Short task → Select each line where the word "What" appears.

-------- Supplied records --------

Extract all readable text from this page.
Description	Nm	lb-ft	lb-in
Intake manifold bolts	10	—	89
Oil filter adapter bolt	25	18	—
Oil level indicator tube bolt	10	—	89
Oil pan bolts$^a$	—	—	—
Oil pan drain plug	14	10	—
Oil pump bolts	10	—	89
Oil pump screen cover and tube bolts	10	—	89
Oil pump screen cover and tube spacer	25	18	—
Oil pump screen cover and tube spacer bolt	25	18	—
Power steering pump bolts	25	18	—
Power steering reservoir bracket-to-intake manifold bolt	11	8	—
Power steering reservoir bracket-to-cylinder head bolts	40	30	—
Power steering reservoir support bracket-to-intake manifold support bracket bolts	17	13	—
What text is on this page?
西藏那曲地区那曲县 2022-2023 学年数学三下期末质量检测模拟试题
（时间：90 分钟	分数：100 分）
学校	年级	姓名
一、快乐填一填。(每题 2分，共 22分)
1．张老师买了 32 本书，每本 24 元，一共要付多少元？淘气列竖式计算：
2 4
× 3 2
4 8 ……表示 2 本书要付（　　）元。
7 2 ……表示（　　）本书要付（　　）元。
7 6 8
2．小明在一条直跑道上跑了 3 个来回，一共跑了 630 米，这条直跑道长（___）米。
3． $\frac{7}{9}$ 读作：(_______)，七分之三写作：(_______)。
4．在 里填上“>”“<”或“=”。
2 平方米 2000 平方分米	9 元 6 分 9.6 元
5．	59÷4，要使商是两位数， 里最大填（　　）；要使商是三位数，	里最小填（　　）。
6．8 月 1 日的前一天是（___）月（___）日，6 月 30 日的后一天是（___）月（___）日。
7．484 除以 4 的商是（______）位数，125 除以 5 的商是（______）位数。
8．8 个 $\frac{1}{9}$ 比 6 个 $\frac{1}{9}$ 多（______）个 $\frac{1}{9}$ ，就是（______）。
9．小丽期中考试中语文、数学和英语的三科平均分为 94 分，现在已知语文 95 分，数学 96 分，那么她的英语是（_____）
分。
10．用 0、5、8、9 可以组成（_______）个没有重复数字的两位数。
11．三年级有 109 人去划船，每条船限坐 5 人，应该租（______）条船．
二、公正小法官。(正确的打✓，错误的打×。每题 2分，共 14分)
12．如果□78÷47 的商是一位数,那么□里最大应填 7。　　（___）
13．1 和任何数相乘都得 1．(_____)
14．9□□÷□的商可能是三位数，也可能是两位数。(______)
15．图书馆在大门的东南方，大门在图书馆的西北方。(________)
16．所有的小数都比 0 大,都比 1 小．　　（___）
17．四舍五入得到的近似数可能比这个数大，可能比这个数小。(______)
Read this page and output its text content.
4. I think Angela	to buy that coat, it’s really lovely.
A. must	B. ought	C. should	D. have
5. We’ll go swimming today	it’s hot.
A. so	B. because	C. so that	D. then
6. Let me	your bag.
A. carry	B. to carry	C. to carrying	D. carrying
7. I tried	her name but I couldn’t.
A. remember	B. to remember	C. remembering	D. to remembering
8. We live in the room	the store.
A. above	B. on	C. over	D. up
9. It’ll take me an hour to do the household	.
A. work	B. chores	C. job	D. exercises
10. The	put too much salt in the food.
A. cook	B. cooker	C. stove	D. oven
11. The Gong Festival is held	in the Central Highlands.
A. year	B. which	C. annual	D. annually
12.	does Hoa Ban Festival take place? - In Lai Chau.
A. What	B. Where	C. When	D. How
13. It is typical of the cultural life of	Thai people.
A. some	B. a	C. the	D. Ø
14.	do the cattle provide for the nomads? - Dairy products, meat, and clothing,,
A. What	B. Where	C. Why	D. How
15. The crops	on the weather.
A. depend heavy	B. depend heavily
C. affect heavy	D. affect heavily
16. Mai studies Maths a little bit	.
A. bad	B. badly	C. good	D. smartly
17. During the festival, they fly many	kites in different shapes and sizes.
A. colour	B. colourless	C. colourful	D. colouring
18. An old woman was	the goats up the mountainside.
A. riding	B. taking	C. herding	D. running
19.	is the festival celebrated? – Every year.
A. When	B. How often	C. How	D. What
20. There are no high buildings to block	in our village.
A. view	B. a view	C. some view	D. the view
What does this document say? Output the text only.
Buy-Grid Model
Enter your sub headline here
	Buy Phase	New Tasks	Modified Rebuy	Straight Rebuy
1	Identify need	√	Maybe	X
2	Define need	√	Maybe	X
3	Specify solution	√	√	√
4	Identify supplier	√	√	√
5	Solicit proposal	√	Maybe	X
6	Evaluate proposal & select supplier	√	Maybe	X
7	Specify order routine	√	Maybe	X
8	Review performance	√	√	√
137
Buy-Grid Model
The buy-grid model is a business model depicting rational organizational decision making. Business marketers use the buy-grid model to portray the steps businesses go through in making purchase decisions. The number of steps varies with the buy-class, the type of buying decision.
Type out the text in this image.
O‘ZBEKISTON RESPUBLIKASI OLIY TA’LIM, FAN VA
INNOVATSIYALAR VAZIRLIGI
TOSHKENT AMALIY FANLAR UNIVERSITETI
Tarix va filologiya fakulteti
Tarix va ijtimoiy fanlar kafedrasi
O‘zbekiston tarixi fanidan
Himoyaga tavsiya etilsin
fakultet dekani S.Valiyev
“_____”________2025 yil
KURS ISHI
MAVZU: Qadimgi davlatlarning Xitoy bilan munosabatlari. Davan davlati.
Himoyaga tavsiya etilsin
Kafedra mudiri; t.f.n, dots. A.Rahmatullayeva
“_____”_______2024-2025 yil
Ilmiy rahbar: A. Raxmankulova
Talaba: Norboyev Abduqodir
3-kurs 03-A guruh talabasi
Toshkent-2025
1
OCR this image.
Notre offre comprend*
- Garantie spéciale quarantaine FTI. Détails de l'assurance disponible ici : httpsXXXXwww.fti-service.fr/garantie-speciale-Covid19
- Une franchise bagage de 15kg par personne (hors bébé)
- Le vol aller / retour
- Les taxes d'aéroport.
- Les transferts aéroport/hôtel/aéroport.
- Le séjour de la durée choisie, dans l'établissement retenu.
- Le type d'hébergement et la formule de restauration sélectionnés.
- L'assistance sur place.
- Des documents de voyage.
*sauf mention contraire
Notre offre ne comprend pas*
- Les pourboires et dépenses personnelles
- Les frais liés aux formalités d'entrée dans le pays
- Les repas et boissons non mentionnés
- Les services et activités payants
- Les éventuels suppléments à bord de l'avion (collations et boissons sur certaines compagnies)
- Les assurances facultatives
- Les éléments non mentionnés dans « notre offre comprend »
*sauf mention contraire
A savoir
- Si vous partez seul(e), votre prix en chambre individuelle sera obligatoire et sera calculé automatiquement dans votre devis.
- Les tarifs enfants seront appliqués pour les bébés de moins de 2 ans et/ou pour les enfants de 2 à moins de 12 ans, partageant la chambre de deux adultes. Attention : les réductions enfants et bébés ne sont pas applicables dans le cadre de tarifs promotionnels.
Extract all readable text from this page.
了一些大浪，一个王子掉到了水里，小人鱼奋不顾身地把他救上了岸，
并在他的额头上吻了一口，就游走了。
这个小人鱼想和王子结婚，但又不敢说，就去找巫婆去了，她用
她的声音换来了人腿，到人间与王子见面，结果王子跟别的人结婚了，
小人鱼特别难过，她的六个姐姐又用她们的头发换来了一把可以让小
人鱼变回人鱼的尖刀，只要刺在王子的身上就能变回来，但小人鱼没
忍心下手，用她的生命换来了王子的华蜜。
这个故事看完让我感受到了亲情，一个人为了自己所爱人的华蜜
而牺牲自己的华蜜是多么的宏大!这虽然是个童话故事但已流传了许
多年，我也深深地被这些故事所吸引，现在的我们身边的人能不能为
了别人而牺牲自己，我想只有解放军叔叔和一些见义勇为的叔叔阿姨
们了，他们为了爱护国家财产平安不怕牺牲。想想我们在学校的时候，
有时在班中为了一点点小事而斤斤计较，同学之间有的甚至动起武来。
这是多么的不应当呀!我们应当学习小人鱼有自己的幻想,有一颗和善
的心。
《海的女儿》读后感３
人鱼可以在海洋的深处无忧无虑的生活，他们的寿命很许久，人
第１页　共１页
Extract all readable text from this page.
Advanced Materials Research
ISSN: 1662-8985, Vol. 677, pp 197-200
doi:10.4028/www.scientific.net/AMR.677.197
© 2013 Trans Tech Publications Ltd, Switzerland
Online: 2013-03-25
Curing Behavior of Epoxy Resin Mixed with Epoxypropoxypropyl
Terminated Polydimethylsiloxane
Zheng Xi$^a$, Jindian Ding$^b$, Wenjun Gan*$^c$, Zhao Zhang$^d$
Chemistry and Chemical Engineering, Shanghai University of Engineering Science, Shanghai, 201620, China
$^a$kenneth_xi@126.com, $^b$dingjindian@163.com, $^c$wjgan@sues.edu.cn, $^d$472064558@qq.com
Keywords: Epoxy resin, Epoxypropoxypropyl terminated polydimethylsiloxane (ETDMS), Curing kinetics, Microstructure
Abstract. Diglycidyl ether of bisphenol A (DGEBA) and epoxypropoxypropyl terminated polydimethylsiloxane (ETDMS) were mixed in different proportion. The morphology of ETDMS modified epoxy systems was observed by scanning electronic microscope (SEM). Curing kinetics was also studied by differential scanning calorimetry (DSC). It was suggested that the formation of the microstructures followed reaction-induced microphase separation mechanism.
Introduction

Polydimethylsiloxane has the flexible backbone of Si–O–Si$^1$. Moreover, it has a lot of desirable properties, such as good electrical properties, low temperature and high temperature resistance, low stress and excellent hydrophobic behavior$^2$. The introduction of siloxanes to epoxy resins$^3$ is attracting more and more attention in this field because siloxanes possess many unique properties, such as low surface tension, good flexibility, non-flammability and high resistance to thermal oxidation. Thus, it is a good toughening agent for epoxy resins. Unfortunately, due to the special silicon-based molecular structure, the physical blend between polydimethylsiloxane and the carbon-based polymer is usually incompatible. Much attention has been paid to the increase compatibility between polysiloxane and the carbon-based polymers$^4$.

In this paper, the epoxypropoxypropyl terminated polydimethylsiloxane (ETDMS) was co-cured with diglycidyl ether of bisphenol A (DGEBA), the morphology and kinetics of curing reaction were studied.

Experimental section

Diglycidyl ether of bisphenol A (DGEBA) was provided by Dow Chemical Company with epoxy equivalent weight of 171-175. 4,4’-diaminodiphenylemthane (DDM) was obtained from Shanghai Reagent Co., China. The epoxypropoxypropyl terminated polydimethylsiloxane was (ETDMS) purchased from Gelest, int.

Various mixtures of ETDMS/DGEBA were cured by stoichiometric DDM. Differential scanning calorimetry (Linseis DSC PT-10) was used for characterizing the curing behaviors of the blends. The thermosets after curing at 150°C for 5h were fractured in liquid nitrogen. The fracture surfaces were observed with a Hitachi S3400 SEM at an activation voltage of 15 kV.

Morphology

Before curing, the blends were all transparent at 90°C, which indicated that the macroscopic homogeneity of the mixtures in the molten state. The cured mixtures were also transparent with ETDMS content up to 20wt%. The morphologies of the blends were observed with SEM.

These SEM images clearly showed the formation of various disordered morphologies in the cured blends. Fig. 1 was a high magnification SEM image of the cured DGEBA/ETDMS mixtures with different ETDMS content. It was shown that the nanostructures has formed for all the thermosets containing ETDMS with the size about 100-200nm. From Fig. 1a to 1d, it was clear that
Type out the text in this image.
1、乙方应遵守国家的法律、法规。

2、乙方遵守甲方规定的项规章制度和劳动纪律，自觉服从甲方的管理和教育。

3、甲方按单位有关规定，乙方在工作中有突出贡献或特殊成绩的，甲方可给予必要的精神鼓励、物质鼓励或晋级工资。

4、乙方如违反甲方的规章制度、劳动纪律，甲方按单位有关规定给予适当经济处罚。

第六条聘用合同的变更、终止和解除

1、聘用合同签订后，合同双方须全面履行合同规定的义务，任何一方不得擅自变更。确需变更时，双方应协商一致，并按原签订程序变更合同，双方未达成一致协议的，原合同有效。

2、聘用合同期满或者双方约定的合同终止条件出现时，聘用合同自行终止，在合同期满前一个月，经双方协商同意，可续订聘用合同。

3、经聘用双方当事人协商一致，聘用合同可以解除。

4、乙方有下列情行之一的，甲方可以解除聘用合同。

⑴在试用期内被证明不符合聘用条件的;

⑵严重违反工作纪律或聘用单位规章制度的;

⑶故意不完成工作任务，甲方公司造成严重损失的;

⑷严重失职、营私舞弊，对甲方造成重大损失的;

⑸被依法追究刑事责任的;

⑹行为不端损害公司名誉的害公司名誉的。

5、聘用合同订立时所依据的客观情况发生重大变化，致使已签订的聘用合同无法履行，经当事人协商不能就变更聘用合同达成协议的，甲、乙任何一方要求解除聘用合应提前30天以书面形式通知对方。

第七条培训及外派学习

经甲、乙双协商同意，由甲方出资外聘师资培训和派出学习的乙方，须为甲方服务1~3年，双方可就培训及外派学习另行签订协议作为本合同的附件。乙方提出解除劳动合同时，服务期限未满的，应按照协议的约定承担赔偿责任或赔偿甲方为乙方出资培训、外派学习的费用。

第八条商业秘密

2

--------

Answer to the task →
What text is on this page?
A. What	B. Where	C. When	D. How
A. What	B. Where	C. Why	D. How
A. When	B. How often	C. How	D. What
What does this document say? Output the text only.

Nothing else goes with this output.